▸ REQUEST:
Locate the lines where "frac" occurs and copy them as they stand.

▸ RECORDS SUPPLIED:
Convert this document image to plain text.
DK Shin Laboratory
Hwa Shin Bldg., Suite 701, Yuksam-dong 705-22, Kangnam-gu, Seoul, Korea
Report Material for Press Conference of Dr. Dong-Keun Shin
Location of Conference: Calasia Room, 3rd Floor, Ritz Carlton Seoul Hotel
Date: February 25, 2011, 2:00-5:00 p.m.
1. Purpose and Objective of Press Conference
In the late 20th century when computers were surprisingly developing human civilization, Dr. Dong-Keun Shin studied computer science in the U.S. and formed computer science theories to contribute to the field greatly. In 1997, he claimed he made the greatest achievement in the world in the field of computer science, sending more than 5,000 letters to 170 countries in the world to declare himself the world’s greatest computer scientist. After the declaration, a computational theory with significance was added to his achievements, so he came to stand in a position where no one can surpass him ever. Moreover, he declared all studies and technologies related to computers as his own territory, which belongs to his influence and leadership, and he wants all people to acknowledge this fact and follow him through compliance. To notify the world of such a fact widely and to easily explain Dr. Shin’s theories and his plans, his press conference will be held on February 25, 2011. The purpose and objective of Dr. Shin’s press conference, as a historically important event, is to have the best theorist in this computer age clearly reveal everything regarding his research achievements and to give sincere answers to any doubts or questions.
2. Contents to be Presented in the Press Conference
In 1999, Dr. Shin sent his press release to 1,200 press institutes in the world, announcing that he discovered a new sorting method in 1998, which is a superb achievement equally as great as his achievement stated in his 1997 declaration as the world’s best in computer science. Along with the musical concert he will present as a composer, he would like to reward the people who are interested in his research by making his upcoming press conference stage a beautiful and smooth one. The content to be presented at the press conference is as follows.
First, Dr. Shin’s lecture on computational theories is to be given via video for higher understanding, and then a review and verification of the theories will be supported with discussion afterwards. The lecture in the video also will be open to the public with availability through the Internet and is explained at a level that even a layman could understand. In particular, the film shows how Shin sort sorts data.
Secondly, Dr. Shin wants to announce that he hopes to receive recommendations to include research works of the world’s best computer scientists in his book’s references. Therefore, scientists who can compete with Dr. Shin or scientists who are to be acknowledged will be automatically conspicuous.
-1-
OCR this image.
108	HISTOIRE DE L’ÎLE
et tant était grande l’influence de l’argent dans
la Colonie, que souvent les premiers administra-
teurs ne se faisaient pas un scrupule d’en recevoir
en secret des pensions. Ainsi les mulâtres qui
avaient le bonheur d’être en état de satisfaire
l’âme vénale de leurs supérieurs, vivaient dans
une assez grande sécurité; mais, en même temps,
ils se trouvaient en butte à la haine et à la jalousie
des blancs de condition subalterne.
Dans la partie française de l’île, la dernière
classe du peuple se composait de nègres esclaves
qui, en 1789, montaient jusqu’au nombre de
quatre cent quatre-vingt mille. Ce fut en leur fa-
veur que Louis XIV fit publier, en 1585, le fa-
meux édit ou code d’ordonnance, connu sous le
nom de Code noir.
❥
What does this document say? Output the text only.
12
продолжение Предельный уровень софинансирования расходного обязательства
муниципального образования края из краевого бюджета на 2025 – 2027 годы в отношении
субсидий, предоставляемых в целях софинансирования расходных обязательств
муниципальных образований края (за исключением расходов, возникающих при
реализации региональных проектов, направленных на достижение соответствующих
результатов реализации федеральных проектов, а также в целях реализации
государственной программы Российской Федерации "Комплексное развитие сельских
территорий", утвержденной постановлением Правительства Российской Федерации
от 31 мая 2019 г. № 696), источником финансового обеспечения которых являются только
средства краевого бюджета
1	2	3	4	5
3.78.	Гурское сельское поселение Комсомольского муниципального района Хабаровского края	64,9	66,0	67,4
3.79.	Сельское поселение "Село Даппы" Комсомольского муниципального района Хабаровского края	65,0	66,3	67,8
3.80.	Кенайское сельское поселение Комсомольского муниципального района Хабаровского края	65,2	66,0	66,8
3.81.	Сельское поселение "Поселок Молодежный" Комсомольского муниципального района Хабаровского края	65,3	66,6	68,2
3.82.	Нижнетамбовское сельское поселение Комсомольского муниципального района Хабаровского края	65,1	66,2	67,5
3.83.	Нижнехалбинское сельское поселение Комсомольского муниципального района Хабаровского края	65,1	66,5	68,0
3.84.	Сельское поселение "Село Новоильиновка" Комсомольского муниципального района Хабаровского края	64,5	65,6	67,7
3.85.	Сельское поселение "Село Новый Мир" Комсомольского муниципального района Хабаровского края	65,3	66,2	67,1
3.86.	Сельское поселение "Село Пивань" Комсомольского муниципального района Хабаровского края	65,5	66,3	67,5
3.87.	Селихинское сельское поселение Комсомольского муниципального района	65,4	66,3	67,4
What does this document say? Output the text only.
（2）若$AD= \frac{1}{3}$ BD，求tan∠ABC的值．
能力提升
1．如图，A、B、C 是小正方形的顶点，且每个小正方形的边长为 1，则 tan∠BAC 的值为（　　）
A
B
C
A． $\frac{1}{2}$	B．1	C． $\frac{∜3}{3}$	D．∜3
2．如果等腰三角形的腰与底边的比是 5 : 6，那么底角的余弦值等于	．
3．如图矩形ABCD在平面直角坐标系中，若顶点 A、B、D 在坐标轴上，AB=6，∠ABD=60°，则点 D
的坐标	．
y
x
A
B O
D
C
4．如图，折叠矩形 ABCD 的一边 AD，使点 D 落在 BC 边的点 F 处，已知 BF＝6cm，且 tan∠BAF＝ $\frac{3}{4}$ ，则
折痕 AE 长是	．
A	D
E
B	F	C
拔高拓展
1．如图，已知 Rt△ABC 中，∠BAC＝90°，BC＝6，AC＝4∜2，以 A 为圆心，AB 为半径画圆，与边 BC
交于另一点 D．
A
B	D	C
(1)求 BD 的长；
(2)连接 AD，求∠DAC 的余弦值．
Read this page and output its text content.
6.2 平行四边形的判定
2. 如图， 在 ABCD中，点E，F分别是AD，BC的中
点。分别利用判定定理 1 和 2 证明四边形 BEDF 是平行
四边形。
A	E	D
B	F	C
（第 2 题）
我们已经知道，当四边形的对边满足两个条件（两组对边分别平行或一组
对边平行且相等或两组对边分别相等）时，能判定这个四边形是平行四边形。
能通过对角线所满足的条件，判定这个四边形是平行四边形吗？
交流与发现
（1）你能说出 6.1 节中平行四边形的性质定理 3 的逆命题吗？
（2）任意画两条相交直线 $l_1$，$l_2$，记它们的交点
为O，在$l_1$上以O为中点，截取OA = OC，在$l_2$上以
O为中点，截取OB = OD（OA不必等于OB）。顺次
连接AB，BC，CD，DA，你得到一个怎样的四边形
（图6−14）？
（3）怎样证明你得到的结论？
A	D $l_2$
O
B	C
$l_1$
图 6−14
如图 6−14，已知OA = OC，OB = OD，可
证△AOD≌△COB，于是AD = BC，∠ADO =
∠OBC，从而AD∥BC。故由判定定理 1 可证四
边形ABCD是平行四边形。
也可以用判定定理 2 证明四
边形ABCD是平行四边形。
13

▸ OUTPUT OF THE EXERCISE:
（2）若$AD= \frac{1}{3}$ BD，求tan∠ABC的值．
A． $\frac{1}{2}$	B．1	C． $\frac{∜3}{3}$	D．∜3
4．如图，折叠矩形 ABCD 的一边 AD，使点 D 落在 BC 边的点 F 处，已知 BF＝6cm，且 tan∠BAF＝ $\frac{3}{4}$ ，则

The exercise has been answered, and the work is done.